**Problem requirements**
Nothing should differ between your answer and the records.

**Records for the task**
■ ■ ■ ■ ■ ■ ■

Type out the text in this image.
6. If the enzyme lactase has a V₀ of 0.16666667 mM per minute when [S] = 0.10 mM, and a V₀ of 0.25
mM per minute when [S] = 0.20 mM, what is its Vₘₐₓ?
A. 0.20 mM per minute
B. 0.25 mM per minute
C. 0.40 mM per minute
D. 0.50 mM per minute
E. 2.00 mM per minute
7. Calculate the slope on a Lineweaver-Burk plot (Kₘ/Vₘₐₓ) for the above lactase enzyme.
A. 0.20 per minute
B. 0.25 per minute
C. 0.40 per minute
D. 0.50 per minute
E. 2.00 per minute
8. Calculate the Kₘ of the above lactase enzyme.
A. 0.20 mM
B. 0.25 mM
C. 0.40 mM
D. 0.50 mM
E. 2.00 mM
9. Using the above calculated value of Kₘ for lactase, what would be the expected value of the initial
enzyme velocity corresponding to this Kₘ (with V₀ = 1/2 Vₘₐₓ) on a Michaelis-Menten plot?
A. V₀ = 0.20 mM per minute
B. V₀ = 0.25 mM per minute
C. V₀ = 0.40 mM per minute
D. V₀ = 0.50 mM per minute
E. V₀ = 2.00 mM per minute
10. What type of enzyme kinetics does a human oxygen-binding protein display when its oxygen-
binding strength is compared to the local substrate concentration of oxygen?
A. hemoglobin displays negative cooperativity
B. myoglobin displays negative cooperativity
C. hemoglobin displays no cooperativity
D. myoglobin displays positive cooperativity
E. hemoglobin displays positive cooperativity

■ ■ ■ ■ ■ ■ ■

**Result of this task**
Type out the text in this image.
6. If the enzyme lactase has a V₀ of 0.16666667 mM per minute when [S] = 0.10 mM, and a V₀ of 0.25
mM per minute when [S] = 0.20 mM, what is its Vₘₐₓ?
A. 0.20 mM per minute
B. 0.25 mM per minute
C. 0.40 mM per minute
D. 0.50 mM per minute
E. 2.00 mM per minute
7. Calculate the slope on a Lineweaver-Burk plot (Kₘ/Vₘₐₓ) for the above lactase enzyme.
A. 0.20 per minute
B. 0.25 per minute
C. 0.40 per minute
D. 0.50 per minute
E. 2.00 per minute
8. Calculate the Kₘ of the above lactase enzyme.
A. 0.20 mM
B. 0.25 mM
C. 0.40 mM
D. 0.50 mM
E. 2.00 mM
9. Using the above calculated value of Kₘ for lactase, what would be the expected value of the initial
enzyme velocity corresponding to this Kₘ (with V₀ = 1/2 Vₘₐₓ) on a Michaelis-Menten plot?
A. V₀ = 0.20 mM per minute
B. V₀ = 0.25 mM per minute
C. V₀ = 0.40 mM per minute
D. V₀ = 0.50 mM per minute
E. V₀ = 2.00 mM per minute
10. What type of enzyme kinetics does a human oxygen-binding protein display when its oxygen-
binding strength is compared to the local substrate concentration of oxygen?
A. hemoglobin displays negative cooperativity
B. myoglobin displays negative cooperativity
C. hemoglobin displays no cooperativity
D. myoglobin displays positive cooperativity
E. hemoglobin displays positive cooperativity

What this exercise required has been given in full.